→ **EXERCISE**: Give back a single number, the count of lines containing the word "name".
_ _ _
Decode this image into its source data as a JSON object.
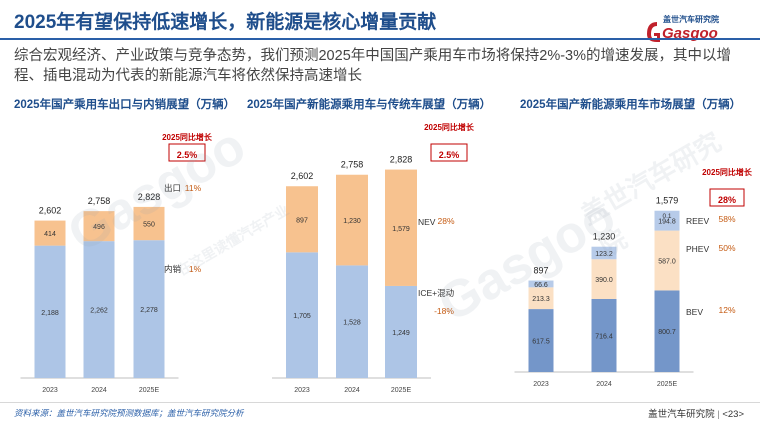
{
  "header": {
    "title": "2025年有望保持低速增长，新能源是核心增量贡献",
    "subtitle": "综合宏观经济、产业政策与竞争态势，我们预测2025年中国国产乘用车市场将保持2%-3%的增速发展，其中以增程、插电混动为代表的新能源汽车将依然保持高速增长"
  },
  "logo": {
    "text": "盖世汽车研究院",
    "brand": "Gasgoo"
  },
  "colors": {
    "title": "#1f4e8c",
    "blue_bar": "#adc5e6",
    "orange_bar": "#f7c28f",
    "light_orange": "#fbe0c4",
    "dark_blue": "#7496c9",
    "mid_blue": "#b7cbe9",
    "red": "#c00000"
  },
  "chart_data": [
    {
      "type": "bar",
      "stacked": true,
      "title": "2025年国产乘用车出口与内销展望（万辆）",
      "categories": [
        "2023",
        "2024",
        "2025E"
      ],
      "totals": [
        "2,602",
        "2,758",
        "2,828"
      ],
      "series": [
        {
          "name": "内销",
          "values": [
            2188,
            2262,
            2278
          ],
          "labels": [
            "2,188",
            "2,262",
            "2,278"
          ],
          "growth": "1%"
        },
        {
          "name": "出口",
          "values": [
            414,
            496,
            550
          ],
          "labels": [
            "414",
            "496",
            "550"
          ],
          "growth": "11%"
        }
      ],
      "badge_label": "2025同比增长",
      "badge_value": "2.5%"
    },
    {
      "type": "bar",
      "stacked": true,
      "title": "2025年国产新能源乘用车与传统车展望（万辆）",
      "categories": [
        "2023",
        "2024",
        "2025E"
      ],
      "totals": [
        "2,602",
        "2,758",
        "2,828"
      ],
      "series": [
        {
          "name": "ICE+混动",
          "values": [
            1705,
            1528,
            1249
          ],
          "labels": [
            "1,705",
            "1,528",
            "1,249"
          ],
          "growth": "-18%"
        },
        {
          "name": "NEV",
          "values": [
            897,
            1230,
            1579
          ],
          "labels": [
            "897",
            "1,230",
            "1,579"
          ],
          "growth": "28%"
        }
      ],
      "badge_label": "2025同比增长",
      "badge_value": "2.5%"
    },
    {
      "type": "bar",
      "stacked": true,
      "title": "2025年国产新能源乘用车市场展望（万辆）",
      "categories": [
        "2023",
        "2024",
        "2025E"
      ],
      "totals": [
        "897",
        "1,230",
        "1,579"
      ],
      "series": [
        {
          "name": "BEV",
          "values": [
            617.5,
            716.4,
            800.7
          ],
          "labels": [
            "617.5",
            "716.4",
            "800.7"
          ],
          "growth": "12%"
        },
        {
          "name": "PHEV",
          "values": [
            213.3,
            390.0,
            587.0
          ],
          "labels": [
            "213.3",
            "390.0",
            "587.0"
          ],
          "growth": "50%"
        },
        {
          "name": "REEV",
          "values": [
            66.6,
            123.2,
            194.8
          ],
          "labels": [
            "66.6",
            "123.2",
            "194.8"
          ],
          "growth": "58%"
        }
      ],
      "extra_label": "0.1",
      "badge_label": "2025同比增长",
      "badge_value": "28%"
    }
  ],
  "watermark": {
    "brand": "Gasgoo",
    "cn": "盖世汽车研究院",
    "sub": "在这里读懂汽车产业"
  },
  "footer": {
    "source": "资料来源：盖世汽车研究院预测数据库；盖世汽车研究院分析",
    "org": "盖世汽车研究院",
    "page": "<23>"
  }
}
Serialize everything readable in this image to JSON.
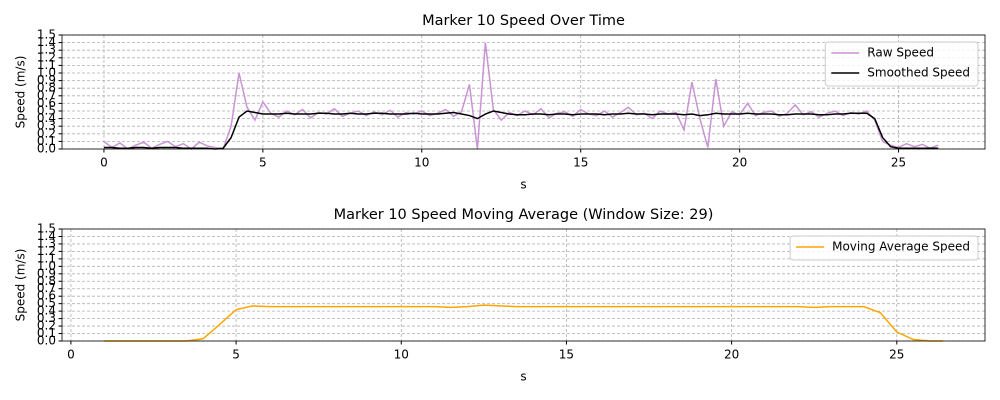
{
  "chart_data": [
    {
      "type": "line",
      "title": "Marker 10 Speed Over Time",
      "xlabel": "s",
      "ylabel": "Speed (m/s)",
      "x": [
        0,
        0.25,
        0.5,
        0.75,
        1,
        1.25,
        1.5,
        1.75,
        2,
        2.25,
        2.5,
        2.75,
        3,
        3.25,
        3.5,
        3.75,
        4,
        4.25,
        4.5,
        4.75,
        5,
        5.25,
        5.5,
        5.75,
        6,
        6.25,
        6.5,
        6.75,
        7,
        7.25,
        7.5,
        7.75,
        8,
        8.25,
        8.5,
        8.75,
        9,
        9.25,
        9.5,
        9.75,
        10,
        10.25,
        10.5,
        10.75,
        11,
        11.25,
        11.5,
        11.75,
        12,
        12.25,
        12.5,
        12.75,
        13,
        13.25,
        13.5,
        13.75,
        14,
        14.25,
        14.5,
        14.75,
        15,
        15.25,
        15.5,
        15.75,
        16,
        16.25,
        16.5,
        16.75,
        17,
        17.25,
        17.5,
        17.75,
        18,
        18.25,
        18.5,
        18.75,
        19,
        19.25,
        19.5,
        19.75,
        20,
        20.25,
        20.5,
        20.75,
        21,
        21.25,
        21.5,
        21.75,
        22,
        22.25,
        22.5,
        22.75,
        23,
        23.25,
        23.5,
        23.75,
        24,
        24.25,
        24.5,
        24.75,
        25,
        25.25,
        25.5,
        25.75,
        26,
        26.25
      ],
      "series": [
        {
          "name": "Raw Speed",
          "color": "#c994d4",
          "values": [
            0.1,
            0.02,
            0.08,
            0,
            0.05,
            0.09,
            0.01,
            0.06,
            0.1,
            0.03,
            0.07,
            0,
            0.09,
            0.04,
            0.02,
            0,
            0.3,
            1.0,
            0.55,
            0.38,
            0.62,
            0.47,
            0.42,
            0.5,
            0.45,
            0.52,
            0.41,
            0.48,
            0.46,
            0.53,
            0.43,
            0.47,
            0.5,
            0.44,
            0.49,
            0.45,
            0.51,
            0.42,
            0.48,
            0.46,
            0.5,
            0.44,
            0.47,
            0.52,
            0.43,
            0.49,
            0.85,
            0,
            1.4,
            0.52,
            0.38,
            0.48,
            0.44,
            0.5,
            0.45,
            0.53,
            0.41,
            0.47,
            0.49,
            0.43,
            0.52,
            0.46,
            0.44,
            0.5,
            0.42,
            0.48,
            0.55,
            0.45,
            0.47,
            0.4,
            0.5,
            0.46,
            0.48,
            0.25,
            0.88,
            0.4,
            0.02,
            0.92,
            0.3,
            0.49,
            0.45,
            0.6,
            0.44,
            0.48,
            0.5,
            0.43,
            0.47,
            0.58,
            0.45,
            0.49,
            0.42,
            0.47,
            0.5,
            0.44,
            0.48,
            0.46,
            0.5,
            0.38,
            0.1,
            0.05,
            0.02,
            0.07,
            0.03,
            0.06,
            0.01,
            0.05
          ]
        },
        {
          "name": "Smoothed Speed",
          "color": "#000000",
          "values": [
            0.02,
            0.02,
            0.01,
            0.01,
            0.02,
            0.02,
            0.01,
            0.02,
            0.02,
            0.02,
            0.01,
            0.01,
            0.01,
            0.01,
            0,
            0.01,
            0.15,
            0.42,
            0.5,
            0.48,
            0.46,
            0.46,
            0.46,
            0.47,
            0.46,
            0.46,
            0.46,
            0.47,
            0.47,
            0.46,
            0.46,
            0.47,
            0.46,
            0.46,
            0.47,
            0.47,
            0.46,
            0.46,
            0.46,
            0.47,
            0.46,
            0.46,
            0.46,
            0.47,
            0.48,
            0.46,
            0.44,
            0.4,
            0.46,
            0.5,
            0.48,
            0.46,
            0.45,
            0.45,
            0.46,
            0.46,
            0.45,
            0.46,
            0.46,
            0.45,
            0.46,
            0.46,
            0.46,
            0.45,
            0.46,
            0.46,
            0.47,
            0.46,
            0.46,
            0.45,
            0.46,
            0.46,
            0.46,
            0.45,
            0.46,
            0.44,
            0.45,
            0.47,
            0.46,
            0.46,
            0.46,
            0.47,
            0.46,
            0.46,
            0.46,
            0.45,
            0.45,
            0.46,
            0.46,
            0.46,
            0.45,
            0.45,
            0.46,
            0.46,
            0.47,
            0.47,
            0.47,
            0.4,
            0.15,
            0.03,
            0.01,
            0.01,
            0.01,
            0.01,
            0.01,
            0.01
          ]
        }
      ],
      "xlim": [
        -1.32,
        27.72
      ],
      "xticks": [
        0,
        5,
        10,
        15,
        20,
        25
      ],
      "ylim": [
        0,
        1.5
      ],
      "yticks": [
        {
          "value": 0,
          "label": "0.0"
        },
        0.1,
        0.2,
        0.3,
        0.4,
        0.5,
        0.6,
        0.7,
        0.8,
        0.9,
        {
          "value": 1,
          "label": "1.0"
        },
        1.1,
        1.2,
        1.3,
        1.4,
        1.5
      ],
      "grid": true,
      "legend": "upper right"
    },
    {
      "type": "line",
      "title": "Marker 10 Speed Moving Average (Window Size: 29)",
      "xlabel": "s",
      "ylabel": "Speed (m/s)",
      "x": [
        1,
        1.5,
        2,
        2.5,
        3,
        3.5,
        4,
        4.5,
        5,
        5.5,
        6,
        6.5,
        7,
        7.5,
        8,
        8.5,
        9,
        9.5,
        10,
        10.5,
        11,
        11.5,
        12,
        12.5,
        13,
        13.5,
        14,
        14.5,
        15,
        15.5,
        16,
        16.5,
        17,
        17.5,
        18,
        18.5,
        19,
        19.5,
        20,
        20.5,
        21,
        21.5,
        22,
        22.5,
        23,
        23.5,
        24,
        24.5,
        25,
        25.5,
        26,
        26.4
      ],
      "series": [
        {
          "name": "Moving Average Speed",
          "color": "#ffa500",
          "values": [
            0,
            0,
            0,
            0,
            0,
            0,
            0.03,
            0.22,
            0.42,
            0.47,
            0.46,
            0.46,
            0.46,
            0.46,
            0.46,
            0.46,
            0.46,
            0.46,
            0.46,
            0.46,
            0.46,
            0.45,
            0.46,
            0.48,
            0.47,
            0.46,
            0.46,
            0.46,
            0.46,
            0.46,
            0.46,
            0.46,
            0.46,
            0.46,
            0.46,
            0.46,
            0.46,
            0.46,
            0.46,
            0.46,
            0.46,
            0.46,
            0.46,
            0.45,
            0.46,
            0.46,
            0.46,
            0.38,
            0.12,
            0.02,
            0,
            0
          ]
        }
      ],
      "xlim": [
        -0.27,
        27.67
      ],
      "xticks": [
        0,
        5,
        10,
        15,
        20,
        25
      ],
      "ylim": [
        0,
        1.5
      ],
      "yticks": [
        {
          "value": 0,
          "label": "0.0"
        },
        0.1,
        0.2,
        0.3,
        0.4,
        0.5,
        0.6,
        0.7,
        0.8,
        0.9,
        {
          "value": 1,
          "label": "1.0"
        },
        1.1,
        1.2,
        1.3,
        1.4,
        1.5
      ],
      "grid": true,
      "legend": "upper right"
    }
  ]
}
_ _ _
→ **PROBLEM SOLUTION**: 10